- _Exercise prompt_:
Lines that include the word "значения" are the ones to copy.

# start of Information shown

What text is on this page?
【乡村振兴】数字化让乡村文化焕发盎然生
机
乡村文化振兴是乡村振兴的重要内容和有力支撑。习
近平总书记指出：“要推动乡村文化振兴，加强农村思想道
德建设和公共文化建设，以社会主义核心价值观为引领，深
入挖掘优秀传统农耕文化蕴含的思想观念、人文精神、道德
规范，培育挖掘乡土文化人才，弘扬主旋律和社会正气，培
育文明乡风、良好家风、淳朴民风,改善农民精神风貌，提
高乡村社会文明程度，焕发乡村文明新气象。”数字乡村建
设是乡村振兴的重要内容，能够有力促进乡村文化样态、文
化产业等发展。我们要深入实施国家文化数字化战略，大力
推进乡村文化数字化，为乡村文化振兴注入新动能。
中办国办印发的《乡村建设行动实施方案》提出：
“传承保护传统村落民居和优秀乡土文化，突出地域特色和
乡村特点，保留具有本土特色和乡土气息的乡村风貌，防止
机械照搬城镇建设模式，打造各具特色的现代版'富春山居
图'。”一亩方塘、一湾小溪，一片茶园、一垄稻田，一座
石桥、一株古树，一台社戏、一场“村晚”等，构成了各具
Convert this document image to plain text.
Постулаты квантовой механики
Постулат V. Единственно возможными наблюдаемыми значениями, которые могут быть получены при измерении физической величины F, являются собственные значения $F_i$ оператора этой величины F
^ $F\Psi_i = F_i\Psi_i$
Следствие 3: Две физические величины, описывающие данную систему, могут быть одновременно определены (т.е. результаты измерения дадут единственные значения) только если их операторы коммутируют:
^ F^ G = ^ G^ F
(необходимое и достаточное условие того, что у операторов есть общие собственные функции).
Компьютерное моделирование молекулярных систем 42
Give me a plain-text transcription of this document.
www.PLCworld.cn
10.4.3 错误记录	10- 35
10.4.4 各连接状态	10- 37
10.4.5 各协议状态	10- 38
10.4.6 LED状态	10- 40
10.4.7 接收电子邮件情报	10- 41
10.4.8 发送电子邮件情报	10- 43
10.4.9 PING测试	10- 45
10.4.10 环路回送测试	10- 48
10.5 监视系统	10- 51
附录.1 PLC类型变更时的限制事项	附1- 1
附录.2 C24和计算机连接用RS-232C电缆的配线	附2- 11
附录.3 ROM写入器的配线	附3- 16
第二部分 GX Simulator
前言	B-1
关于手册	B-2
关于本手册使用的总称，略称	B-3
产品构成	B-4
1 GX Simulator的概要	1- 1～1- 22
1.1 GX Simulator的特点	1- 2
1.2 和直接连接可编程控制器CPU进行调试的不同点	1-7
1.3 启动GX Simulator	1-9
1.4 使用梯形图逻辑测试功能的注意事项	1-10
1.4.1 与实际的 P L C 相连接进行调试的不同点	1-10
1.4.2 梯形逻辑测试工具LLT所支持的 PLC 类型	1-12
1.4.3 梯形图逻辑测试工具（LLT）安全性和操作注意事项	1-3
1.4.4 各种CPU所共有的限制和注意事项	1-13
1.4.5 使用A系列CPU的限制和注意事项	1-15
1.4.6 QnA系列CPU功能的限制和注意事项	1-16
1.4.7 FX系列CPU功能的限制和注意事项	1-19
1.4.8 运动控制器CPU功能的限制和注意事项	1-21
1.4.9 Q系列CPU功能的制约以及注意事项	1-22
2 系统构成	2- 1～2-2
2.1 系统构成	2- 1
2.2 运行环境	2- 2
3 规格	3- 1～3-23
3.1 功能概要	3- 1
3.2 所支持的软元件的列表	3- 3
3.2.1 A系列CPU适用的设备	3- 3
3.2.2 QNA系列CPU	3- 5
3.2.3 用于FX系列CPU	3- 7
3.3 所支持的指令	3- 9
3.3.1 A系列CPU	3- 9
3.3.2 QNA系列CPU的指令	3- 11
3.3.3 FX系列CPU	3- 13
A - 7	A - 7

# end of Information shown

- _Written solution_:
Постулат V. Единственно возможными наблюдаемыми значениями, которые могут быть получены при измерении физической величины F, являются собственные значения $F_i$ оператора этой величины F
Следствие 3: Две физические величины, описывающие данную систему, могут быть одновременно определены (т.е. результаты измерения дадут единственные значения) только если их операторы коммутируют:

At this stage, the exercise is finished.